### DIRECTION
Pick every line from the data that holds the word "UPDRS".

• • • • •

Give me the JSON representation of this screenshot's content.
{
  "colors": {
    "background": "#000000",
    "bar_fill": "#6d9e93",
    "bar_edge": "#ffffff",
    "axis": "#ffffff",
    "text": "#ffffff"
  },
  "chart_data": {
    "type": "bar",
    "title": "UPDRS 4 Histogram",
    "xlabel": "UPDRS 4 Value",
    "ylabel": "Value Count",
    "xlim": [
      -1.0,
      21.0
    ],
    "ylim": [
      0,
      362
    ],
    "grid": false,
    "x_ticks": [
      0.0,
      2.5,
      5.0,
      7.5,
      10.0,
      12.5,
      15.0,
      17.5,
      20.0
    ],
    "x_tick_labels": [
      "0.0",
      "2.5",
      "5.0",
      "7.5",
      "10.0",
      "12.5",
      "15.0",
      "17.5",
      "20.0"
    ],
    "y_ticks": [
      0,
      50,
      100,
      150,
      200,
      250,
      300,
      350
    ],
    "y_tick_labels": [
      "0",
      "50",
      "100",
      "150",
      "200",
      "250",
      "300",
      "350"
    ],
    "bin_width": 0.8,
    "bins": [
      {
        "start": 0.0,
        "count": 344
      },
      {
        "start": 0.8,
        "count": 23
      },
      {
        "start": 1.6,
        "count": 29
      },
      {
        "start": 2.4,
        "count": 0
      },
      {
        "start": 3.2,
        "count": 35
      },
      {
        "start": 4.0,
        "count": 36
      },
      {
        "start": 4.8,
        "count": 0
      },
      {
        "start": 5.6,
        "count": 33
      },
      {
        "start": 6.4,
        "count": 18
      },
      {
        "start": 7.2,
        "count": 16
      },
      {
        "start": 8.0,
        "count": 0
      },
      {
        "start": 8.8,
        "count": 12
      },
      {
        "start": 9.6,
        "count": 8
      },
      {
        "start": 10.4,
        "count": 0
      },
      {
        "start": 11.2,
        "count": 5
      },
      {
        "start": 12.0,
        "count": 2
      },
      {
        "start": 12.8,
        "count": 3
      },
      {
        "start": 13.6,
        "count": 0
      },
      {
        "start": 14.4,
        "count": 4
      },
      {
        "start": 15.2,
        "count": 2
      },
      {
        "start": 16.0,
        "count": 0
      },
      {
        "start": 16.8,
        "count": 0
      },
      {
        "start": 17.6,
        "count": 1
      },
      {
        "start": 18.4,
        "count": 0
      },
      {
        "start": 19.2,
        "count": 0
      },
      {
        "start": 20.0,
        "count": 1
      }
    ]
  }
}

• • • • •

### WRITTEN RESPONSE
    "title": "UPDRS 4 Histogram",
    "xlabel": "UPDRS 4 Value",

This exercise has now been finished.